_Records from a collection:_

* * *

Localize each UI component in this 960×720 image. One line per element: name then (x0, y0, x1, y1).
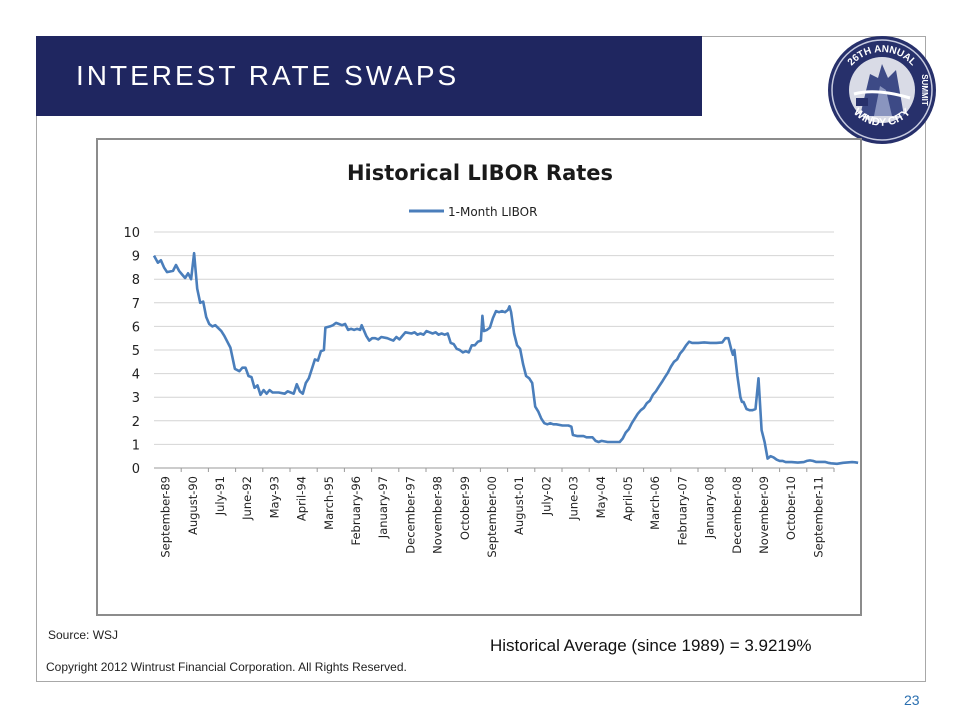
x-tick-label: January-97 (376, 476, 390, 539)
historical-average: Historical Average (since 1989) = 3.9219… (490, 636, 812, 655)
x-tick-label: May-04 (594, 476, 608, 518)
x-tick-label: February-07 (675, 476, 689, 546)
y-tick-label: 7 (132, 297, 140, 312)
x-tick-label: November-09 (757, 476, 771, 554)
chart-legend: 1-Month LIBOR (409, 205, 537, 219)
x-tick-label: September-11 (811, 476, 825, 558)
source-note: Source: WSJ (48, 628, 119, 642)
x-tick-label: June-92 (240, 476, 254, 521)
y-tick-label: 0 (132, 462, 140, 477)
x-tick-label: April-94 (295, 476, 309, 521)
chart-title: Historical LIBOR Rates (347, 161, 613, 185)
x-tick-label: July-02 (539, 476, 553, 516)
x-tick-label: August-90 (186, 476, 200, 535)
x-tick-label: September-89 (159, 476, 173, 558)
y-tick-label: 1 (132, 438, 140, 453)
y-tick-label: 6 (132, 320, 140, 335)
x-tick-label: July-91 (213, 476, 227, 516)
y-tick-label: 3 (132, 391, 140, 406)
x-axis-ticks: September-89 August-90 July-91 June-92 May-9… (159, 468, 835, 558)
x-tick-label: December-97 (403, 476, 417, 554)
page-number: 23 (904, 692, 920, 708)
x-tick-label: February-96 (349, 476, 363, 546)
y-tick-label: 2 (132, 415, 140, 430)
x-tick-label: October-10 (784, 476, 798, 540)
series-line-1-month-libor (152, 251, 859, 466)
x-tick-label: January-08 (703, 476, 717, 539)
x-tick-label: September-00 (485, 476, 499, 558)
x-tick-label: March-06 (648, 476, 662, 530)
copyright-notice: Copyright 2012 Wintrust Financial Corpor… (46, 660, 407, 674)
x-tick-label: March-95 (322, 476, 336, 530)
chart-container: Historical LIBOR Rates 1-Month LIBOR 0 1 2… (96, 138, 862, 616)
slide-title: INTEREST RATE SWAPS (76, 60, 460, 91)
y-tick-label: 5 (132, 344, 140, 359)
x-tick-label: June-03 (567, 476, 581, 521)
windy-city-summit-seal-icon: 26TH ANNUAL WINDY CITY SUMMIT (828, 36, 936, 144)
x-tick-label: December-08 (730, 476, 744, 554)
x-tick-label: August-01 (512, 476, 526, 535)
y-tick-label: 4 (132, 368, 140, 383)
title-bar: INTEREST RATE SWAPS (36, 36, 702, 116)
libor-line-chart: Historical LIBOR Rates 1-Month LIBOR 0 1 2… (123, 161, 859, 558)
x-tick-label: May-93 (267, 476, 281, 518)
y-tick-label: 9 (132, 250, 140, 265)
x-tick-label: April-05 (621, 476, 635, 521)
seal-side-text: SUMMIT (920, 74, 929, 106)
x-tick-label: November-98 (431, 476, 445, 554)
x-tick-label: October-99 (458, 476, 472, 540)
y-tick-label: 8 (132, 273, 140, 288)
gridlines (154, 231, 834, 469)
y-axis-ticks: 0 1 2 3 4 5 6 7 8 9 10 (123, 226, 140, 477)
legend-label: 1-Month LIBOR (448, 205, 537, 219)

* * *

_Problem:_ Transcribe the lines of the material above verbatim, starting at the line containing "x-tick-label: January-97 (376, 476, 390, 539)" and ending at the line containing "y-tick-label: 1 (132, 438, 140, 453)", both included.

_Response to this exercise:_
x-tick-label: January-97 (376, 476, 390, 539)
historical-average: Historical Average (since 1989) = 3.9219… (490, 636, 812, 655)
x-tick-label: May-04 (594, 476, 608, 518)
x-tick-label: February-07 (675, 476, 689, 546)
y-tick-label: 7 (132, 297, 140, 312)
x-tick-label: November-09 (757, 476, 771, 554)
chart-legend: 1-Month LIBOR (409, 205, 537, 219)
x-tick-label: September-11 (811, 476, 825, 558)
source-note: Source: WSJ (48, 628, 119, 642)
x-tick-label: June-92 (240, 476, 254, 521)
y-tick-label: 0 (132, 462, 140, 477)
x-tick-label: April-94 (295, 476, 309, 521)
chart-title: Historical LIBOR Rates (347, 161, 613, 185)
x-tick-label: July-02 (539, 476, 553, 516)
x-tick-label: August-90 (186, 476, 200, 535)
x-tick-label: September-89 (159, 476, 173, 558)
y-tick-label: 1 (132, 438, 140, 453)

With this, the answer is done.